Copy out every line of the entries below word for word, keeping each line's text and numbers unchanged.

(Listings of regions and labels)
[START]
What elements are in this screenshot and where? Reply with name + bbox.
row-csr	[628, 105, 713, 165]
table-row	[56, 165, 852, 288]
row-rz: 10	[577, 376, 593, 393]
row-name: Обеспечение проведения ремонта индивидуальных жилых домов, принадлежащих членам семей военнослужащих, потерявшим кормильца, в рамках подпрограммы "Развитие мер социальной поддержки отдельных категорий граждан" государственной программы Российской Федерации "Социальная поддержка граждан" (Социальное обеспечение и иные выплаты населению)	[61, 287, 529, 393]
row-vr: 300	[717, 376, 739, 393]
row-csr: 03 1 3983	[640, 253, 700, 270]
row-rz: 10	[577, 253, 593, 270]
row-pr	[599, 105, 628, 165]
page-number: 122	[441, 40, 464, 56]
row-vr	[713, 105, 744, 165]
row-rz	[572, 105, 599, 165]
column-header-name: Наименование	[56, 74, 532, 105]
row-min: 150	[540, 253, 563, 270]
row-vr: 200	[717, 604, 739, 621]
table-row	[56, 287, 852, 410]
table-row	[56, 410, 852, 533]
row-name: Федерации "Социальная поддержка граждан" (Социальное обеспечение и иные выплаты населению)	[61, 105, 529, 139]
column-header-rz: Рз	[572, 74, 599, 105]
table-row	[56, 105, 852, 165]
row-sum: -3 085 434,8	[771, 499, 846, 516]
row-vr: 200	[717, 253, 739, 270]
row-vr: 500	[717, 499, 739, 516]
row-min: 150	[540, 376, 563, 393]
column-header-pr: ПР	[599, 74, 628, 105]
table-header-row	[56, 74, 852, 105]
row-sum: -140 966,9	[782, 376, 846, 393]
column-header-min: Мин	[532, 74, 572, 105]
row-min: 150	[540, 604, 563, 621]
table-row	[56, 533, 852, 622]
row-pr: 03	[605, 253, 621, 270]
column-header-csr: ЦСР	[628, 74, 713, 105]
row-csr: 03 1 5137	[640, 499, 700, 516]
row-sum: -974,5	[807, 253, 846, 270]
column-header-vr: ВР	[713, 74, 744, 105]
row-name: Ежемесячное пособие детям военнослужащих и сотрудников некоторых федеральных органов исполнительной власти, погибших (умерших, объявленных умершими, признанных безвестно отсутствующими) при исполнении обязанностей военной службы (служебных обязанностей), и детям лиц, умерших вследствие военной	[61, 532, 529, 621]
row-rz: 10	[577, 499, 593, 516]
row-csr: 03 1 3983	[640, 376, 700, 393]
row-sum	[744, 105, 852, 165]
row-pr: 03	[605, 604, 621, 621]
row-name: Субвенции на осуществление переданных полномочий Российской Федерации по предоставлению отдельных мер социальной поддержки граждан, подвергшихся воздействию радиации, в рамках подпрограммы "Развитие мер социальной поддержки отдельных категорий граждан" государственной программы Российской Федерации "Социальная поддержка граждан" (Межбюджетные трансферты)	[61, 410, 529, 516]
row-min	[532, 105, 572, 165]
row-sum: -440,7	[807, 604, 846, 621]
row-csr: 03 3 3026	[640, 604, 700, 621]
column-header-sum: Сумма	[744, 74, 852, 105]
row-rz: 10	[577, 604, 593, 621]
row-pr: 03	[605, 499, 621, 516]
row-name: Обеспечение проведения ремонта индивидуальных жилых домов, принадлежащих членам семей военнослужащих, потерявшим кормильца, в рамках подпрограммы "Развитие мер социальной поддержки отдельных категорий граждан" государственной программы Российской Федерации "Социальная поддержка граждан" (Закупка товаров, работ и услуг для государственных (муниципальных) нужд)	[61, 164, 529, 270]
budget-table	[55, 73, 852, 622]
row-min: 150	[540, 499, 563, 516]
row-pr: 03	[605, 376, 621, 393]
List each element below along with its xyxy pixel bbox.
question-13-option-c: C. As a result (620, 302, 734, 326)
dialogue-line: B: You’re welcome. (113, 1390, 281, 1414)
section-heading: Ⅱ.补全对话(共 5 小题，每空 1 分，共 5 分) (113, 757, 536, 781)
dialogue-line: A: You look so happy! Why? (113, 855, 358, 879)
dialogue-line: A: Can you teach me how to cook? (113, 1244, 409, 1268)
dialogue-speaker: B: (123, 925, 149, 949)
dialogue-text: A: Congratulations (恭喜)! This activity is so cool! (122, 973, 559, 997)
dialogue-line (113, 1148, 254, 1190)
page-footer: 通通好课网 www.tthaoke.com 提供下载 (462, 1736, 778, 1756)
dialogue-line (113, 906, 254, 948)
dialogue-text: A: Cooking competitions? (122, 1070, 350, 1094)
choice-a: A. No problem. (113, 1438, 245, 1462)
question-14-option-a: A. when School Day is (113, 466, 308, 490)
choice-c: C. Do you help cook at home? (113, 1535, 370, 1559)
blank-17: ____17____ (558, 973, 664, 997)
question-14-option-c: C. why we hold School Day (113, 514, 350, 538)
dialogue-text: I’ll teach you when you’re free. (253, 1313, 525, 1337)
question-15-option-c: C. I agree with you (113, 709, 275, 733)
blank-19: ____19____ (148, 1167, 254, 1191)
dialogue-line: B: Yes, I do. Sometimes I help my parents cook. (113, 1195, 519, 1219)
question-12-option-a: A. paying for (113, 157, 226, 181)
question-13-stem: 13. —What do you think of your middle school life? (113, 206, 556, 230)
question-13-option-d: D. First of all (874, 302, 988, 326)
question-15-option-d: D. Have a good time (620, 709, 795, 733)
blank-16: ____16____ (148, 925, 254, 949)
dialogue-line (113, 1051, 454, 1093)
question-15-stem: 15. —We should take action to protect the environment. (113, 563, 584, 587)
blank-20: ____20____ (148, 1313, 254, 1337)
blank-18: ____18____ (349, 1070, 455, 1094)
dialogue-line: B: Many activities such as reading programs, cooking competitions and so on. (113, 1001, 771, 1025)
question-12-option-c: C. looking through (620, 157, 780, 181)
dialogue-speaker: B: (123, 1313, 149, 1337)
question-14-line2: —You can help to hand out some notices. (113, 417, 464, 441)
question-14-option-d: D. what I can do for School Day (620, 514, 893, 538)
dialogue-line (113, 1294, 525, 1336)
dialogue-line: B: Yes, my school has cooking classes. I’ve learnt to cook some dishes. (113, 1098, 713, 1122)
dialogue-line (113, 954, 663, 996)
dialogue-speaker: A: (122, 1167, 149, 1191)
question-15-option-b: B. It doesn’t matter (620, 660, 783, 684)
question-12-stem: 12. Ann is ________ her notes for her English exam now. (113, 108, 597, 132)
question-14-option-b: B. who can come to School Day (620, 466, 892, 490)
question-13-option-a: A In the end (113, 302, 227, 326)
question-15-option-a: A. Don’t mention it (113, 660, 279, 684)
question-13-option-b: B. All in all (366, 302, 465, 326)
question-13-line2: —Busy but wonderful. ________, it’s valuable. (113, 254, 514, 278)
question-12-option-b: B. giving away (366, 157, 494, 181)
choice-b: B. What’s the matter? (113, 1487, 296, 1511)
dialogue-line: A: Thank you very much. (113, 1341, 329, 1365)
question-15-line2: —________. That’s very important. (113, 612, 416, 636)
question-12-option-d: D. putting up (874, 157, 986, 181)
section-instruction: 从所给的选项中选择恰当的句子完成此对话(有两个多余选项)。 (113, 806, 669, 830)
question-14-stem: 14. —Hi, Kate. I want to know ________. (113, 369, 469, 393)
[END]
#### [In response]
What elements are in this screenshot and where? Reply with name + bbox.
row-csr	[628, 105, 713, 165]
table-row	[56, 165, 852, 288]
row-rz: 10	[577, 376, 593, 393]
row-name: Обеспечение проведения ремонта индивидуальных жилых домов, принадлежащих членам семей военнослужащих, потерявшим кормильца, в рамках подпрограммы "Развитие мер социальной поддержки отдельных категорий граждан" государственной программы Российской Федерации "Социальная поддержка граждан" (Социальное обеспечение и иные выплаты населению)	[61, 287, 529, 393]
row-vr: 300	[717, 376, 739, 393]
row-csr: 03 1 3983	[640, 253, 700, 270]
row-rz: 10	[577, 253, 593, 270]
row-pr	[599, 105, 628, 165]
page-number: 122	[441, 40, 464, 56]
row-vr	[713, 105, 744, 165]
row-rz	[572, 105, 599, 165]
column-header-name: Наименование	[56, 74, 532, 105]
row-min: 150	[540, 253, 563, 270]
row-vr: 200	[717, 604, 739, 621]
table-row	[56, 287, 852, 410]
table-row	[56, 410, 852, 533]
row-name: Федерации "Социальная поддержка граждан" (Социальное обеспечение и иные выплаты населению)	[61, 105, 529, 139]
column-header-rz: Рз	[572, 74, 599, 105]
table-row	[56, 105, 852, 165]
row-sum: -3 085 434,8	[771, 499, 846, 516]
row-vr: 200	[717, 253, 739, 270]
row-vr: 500	[717, 499, 739, 516]
row-min: 150	[540, 376, 563, 393]
column-header-pr: ПР	[599, 74, 628, 105]
table-header-row	[56, 74, 852, 105]
row-sum: -140 966,9	[782, 376, 846, 393]
column-header-min: Мин	[532, 74, 572, 105]
row-min: 150	[540, 604, 563, 621]
table-row	[56, 533, 852, 622]
row-pr: 03	[605, 253, 621, 270]
column-header-csr: ЦСР	[628, 74, 713, 105]
row-csr: 03 1 5137	[640, 499, 700, 516]
row-sum: -974,5	[807, 253, 846, 270]
column-header-vr: ВР	[713, 74, 744, 105]
row-name: Ежемесячное пособие детям военнослужащих и сотрудников некоторых федеральных органов исполнительной власти, погибших (умерших, объявленных умершими, признанных безвестно отсутствующими) при исполнении обязанностей военной службы (служебных обязанностей), и детям лиц, умерших вследствие военной	[61, 532, 529, 621]
row-rz: 10	[577, 499, 593, 516]
row-csr: 03 1 3983	[640, 376, 700, 393]
row-sum	[744, 105, 852, 165]
row-pr: 03	[605, 604, 621, 621]
row-name: Субвенции на осуществление переданных полномочий Российской Федерации по предоставлению отдельных мер социальной поддержки граждан, подвергшихся воздействию радиации, в рамках подпрограммы "Развитие мер социальной поддержки отдельных категорий граждан" государственной программы Российской Федерации "Социальная поддержка граждан" (Межбюджетные трансферты)	[61, 410, 529, 516]
row-min	[532, 105, 572, 165]
row-sum: -440,7	[807, 604, 846, 621]
row-csr: 03 3 3026	[640, 604, 700, 621]
column-header-sum: Сумма	[744, 74, 852, 105]
row-rz: 10	[577, 604, 593, 621]
row-pr: 03	[605, 499, 621, 516]
row-name: Обеспечение проведения ремонта индивидуальных жилых домов, принадлежащих членам семей военнослужащих, потерявшим кормильца, в рамках подпрограммы "Развитие мер социальной поддержки отдельных категорий граждан" государственной программы Российской Федерации "Социальная поддержка граждан" (Закупка товаров, работ и услуг для государственных (муниципальных) нужд)	[61, 164, 529, 270]
budget-table	[55, 73, 852, 622]
row-min: 150	[540, 499, 563, 516]
row-pr: 03	[605, 376, 621, 393]
List each element below along with its xyxy pixel bbox.
question-13-option-c: C. As a result (620, 302, 734, 326)
dialogue-line: B: You’re welcome. (113, 1390, 281, 1414)
section-heading: Ⅱ.补全对话(共 5 小题，每空 1 分，共 5 分) (113, 757, 536, 781)
dialogue-line: A: You look so happy! Why? (113, 855, 358, 879)
dialogue-line: A: Can you teach me how to cook? (113, 1244, 409, 1268)
dialogue-speaker: B: (123, 925, 149, 949)
dialogue-text: A: Congratulations (恭喜)! This activity is so cool! (122, 973, 559, 997)
dialogue-line (113, 1148, 254, 1190)
page-footer: 通通好课网 www.tthaoke.com 提供下载 (462, 1736, 778, 1756)
dialogue-line (113, 906, 254, 948)
dialogue-text: A: Cooking competitions? (122, 1070, 350, 1094)
choice-a: A. No problem. (113, 1438, 245, 1462)
question-14-option-a: A. when School Day is (113, 466, 308, 490)
choice-c: C. Do you help cook at home? (113, 1535, 370, 1559)
blank-17: ____17____ (558, 973, 664, 997)
question-14-option-c: C. why we hold School Day (113, 514, 350, 538)
dialogue-text: I’ll teach you when you’re free. (253, 1313, 525, 1337)
question-15-option-c: C. I agree with you (113, 709, 275, 733)
blank-19: ____19____ (148, 1167, 254, 1191)
dialogue-line: B: Yes, I do. Sometimes I help my parents cook. (113, 1195, 519, 1219)
question-12-option-a: A. paying for (113, 157, 226, 181)
question-13-stem: 13. —What do you think of your middle school life? (113, 206, 556, 230)
question-13-option-d: D. First of all (874, 302, 988, 326)
question-15-option-d: D. Have a good time (620, 709, 795, 733)
blank-16: ____16____ (148, 925, 254, 949)
dialogue-line (113, 1051, 454, 1093)
question-15-stem: 15. —We should take action to protect the environment. (113, 563, 584, 587)
blank-20: ____20____ (148, 1313, 254, 1337)
blank-18: ____18____ (349, 1070, 455, 1094)
dialogue-line: B: Many activities such as reading programs, cooking competitions and so on. (113, 1001, 771, 1025)
question-12-option-c: C. looking through (620, 157, 780, 181)
dialogue-speaker: B: (123, 1313, 149, 1337)
question-14-line2: —You can help to hand out some notices. (113, 417, 464, 441)
question-14-option-d: D. what I can do for School Day (620, 514, 893, 538)
dialogue-line (113, 1294, 525, 1336)
dialogue-line: B: Yes, my school has cooking classes. I’ve learnt to cook some dishes. (113, 1098, 713, 1122)
dialogue-line (113, 954, 663, 996)
dialogue-speaker: A: (122, 1167, 149, 1191)
question-15-option-b: B. It doesn’t matter (620, 660, 783, 684)
question-12-stem: 12. Ann is ________ her notes for her English exam now. (113, 108, 597, 132)
question-14-option-b: B. who can come to School Day (620, 466, 892, 490)
question-13-option-a: A In the end (113, 302, 227, 326)
question-15-option-a: A. Don’t mention it (113, 660, 279, 684)
question-13-option-b: B. All in all (366, 302, 465, 326)
question-13-line2: —Busy but wonderful. ________, it’s valuable. (113, 254, 514, 278)
question-12-option-b: B. giving away (366, 157, 494, 181)
choice-b: B. What’s the matter? (113, 1487, 296, 1511)
dialogue-line: A: Thank you very much. (113, 1341, 329, 1365)
question-15-line2: —________. That’s very important. (113, 612, 416, 636)
question-12-option-d: D. putting up (874, 157, 986, 181)
section-instruction: 从所给的选项中选择恰当的句子完成此对话(有两个多余选项)。 (113, 806, 669, 830)
question-14-stem: 14. —Hi, Kate. I want to know ________. (113, 369, 469, 393)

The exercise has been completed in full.